- _REQUIRED ACTION 1_:
Using the surgical passage below, explain why it recommends hydrodissection in all cases of vaginal repair surgery. Answer in one to three sentences.
- _REQUIRED ACTION 2_:
Retype the surgical passage below from "Finally, prior to" up to and including "pelvic floor reconstruction.".
- _REQUIRED ACTION 3_:
According to the surgical passage below, how much normal saline is the Marcaine with epinephrine diluted with per compartment?

- _TEXT FOR ANALYSIS_:

----

Finally, prior to making an incision and in order to get a general idea of the topography of the pelvic structures, it is good practice to perform gynecologic pelvimetry, which helps assess the sub-pubic angle for adequacy of access, the accessibility of the ischial spines and the sacrospinous ligaments. These are the important landmarks that need to be identified prior any kind of pelvic floor reconstruction.

Instructions for Use

Stepwise Approach to Any Type of Vaginal Repair Surgery

We recommend the use of hydrodissection in all cases of vaginal repair surgery. This involves the use of Marcaine (0.5 %) with 1 in 200,000 Epinephrine; a volume of 20 millilitres (mL) diluted with 20 mL of normal saline per ‘compartment’. Hydrodissection allows the surgeon to get in the right surgical plane in a bloodless manner (Fig. 18.2). Not only does it help in developing the natural, relatively avascular tissue planes in the pelvic floor, it also facilitates proper mesh placement, reducing the risk of visceral or neurovascular damage. In addition hydrodissection facilitates full thickness vaginal dissection and development of the paravesical space towards the ischial spines and sacrospinous ligaments [5]. We tend to follow the ‘grey bubble’ (Vincent Lucente, personal communication) which is the appearance created by the infiltrated fluid as it dissects the fascia off the viscus helping define the correct plane of dissection (Fig. 18.3). Sharp and blunt dissection is carried out in this plane that lies between the fascia and the serosa of the prolapsing viscus, NOT between the vagina and the fascia (Fig. 18.4). Dissection in the later plane leads to ‘vaginal skinning’ which regrettably, has for many years, been part of the standard technique for fascial repair. In some ways mesh surgery is counter-intuitive involving a degree of relearning, because it does mandate deeper dissection and placement of the mesh on the viscus–fascia interface rather than superficial fascia–vaginal skin plane.

----

- _SOURCE DATA_:
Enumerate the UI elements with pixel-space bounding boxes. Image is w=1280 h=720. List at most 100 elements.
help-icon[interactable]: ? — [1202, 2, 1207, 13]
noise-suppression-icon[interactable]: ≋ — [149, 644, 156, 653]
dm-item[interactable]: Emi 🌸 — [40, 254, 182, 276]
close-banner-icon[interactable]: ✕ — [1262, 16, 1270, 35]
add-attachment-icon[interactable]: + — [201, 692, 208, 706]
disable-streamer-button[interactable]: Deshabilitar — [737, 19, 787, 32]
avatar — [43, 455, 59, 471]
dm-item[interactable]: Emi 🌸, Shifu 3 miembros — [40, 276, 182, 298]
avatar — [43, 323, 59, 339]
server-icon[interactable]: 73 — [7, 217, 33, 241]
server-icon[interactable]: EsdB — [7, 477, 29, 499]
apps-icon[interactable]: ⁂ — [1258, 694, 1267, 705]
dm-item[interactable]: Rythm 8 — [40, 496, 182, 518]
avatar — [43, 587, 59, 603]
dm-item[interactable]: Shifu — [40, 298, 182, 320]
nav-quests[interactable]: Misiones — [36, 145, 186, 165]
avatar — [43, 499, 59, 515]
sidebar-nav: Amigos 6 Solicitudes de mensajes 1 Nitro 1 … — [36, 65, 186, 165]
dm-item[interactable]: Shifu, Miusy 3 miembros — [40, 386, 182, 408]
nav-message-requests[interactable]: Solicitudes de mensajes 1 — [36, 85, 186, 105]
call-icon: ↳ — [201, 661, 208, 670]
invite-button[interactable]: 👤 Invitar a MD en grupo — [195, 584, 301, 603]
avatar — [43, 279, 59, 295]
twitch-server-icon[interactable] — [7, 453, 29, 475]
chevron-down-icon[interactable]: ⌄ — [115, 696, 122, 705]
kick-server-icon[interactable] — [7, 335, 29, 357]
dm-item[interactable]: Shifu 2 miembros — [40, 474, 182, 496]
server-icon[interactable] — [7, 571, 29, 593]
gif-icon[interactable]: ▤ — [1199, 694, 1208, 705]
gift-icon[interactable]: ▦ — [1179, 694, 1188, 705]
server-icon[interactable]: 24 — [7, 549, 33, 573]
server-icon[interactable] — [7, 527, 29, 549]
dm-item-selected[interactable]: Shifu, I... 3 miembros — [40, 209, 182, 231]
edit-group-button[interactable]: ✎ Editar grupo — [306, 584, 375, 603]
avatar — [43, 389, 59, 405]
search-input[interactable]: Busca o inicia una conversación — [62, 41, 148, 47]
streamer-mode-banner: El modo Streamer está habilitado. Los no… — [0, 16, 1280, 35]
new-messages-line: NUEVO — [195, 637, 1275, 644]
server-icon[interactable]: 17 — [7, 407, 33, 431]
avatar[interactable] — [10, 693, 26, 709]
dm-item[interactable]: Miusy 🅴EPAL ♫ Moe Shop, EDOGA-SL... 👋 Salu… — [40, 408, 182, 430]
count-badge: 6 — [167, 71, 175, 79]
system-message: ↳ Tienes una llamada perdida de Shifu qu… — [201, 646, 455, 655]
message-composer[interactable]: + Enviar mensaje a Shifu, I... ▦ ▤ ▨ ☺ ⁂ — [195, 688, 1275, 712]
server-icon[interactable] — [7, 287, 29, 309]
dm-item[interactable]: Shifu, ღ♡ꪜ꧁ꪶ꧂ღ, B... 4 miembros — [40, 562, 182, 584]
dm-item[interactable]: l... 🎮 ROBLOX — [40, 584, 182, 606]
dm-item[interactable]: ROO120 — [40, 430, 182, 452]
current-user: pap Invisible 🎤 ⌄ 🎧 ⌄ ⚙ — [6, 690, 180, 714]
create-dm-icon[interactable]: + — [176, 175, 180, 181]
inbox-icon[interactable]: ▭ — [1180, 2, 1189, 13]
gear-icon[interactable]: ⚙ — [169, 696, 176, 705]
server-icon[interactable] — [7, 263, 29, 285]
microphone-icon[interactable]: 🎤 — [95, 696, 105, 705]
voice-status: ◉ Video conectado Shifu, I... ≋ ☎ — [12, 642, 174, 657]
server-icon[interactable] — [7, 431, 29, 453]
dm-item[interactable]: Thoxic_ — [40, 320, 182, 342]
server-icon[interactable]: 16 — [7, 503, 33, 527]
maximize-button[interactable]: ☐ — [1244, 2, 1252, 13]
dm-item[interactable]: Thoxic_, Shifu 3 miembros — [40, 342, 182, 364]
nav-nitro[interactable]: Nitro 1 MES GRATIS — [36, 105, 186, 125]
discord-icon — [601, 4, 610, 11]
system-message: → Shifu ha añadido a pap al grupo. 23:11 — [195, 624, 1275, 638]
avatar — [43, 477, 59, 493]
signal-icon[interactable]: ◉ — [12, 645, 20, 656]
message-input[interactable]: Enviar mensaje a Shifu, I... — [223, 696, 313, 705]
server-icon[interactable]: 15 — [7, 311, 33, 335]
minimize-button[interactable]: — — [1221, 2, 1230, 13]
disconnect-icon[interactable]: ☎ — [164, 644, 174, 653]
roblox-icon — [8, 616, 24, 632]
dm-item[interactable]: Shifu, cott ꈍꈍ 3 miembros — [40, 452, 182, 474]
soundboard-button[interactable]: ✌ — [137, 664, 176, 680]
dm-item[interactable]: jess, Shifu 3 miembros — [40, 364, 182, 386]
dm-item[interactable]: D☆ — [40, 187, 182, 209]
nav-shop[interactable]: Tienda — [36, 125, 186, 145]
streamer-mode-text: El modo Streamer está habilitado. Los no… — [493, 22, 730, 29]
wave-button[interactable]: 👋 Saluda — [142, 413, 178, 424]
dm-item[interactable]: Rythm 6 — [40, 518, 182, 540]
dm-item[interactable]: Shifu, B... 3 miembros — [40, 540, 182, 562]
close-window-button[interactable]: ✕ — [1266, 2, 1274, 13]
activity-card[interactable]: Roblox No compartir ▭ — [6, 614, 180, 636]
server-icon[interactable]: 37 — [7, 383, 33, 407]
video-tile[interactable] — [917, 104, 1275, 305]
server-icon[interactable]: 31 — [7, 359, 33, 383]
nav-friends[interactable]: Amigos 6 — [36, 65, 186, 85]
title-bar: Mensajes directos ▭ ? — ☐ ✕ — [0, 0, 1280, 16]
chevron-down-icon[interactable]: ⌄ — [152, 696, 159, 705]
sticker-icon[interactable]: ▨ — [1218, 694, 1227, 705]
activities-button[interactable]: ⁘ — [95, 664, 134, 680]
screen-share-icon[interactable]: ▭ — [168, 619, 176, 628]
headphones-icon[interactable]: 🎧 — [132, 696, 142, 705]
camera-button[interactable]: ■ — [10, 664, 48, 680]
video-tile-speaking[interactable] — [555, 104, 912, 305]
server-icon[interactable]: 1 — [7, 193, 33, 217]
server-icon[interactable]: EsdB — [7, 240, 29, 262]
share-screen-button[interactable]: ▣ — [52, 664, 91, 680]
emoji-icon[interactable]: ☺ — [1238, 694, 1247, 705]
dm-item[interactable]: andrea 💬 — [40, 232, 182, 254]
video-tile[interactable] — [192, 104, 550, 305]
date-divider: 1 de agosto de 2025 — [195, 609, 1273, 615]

----

- _YOUR RESPONSE 1_:
Hydrodissection lets the surgeon reach the correct surgical plane without bleeding and helps develop the natural, relatively avascular tissue planes of the pelvic floor. It also aids proper mesh placement, which reduces the risk of visceral or neurovascular damage. It further supports full-thickness vaginal dissection and development of the paravesical space toward the ischial spines and sacrospinous ligaments.

- _YOUR RESPONSE 2_:
Finally, prior to making an incision and in order to get a general idea of the topography of the pelvic structures, it is good practice to perform gynecologic pelvimetry, which helps assess the sub-pubic angle for adequacy of access, the accessibility of the ischial spines and the sacrospinous ligaments. These are the important landmarks that need to be identified prior any kind of pelvic floor reconstruction.

- _YOUR RESPONSE 3_:
20 mL of normal saline.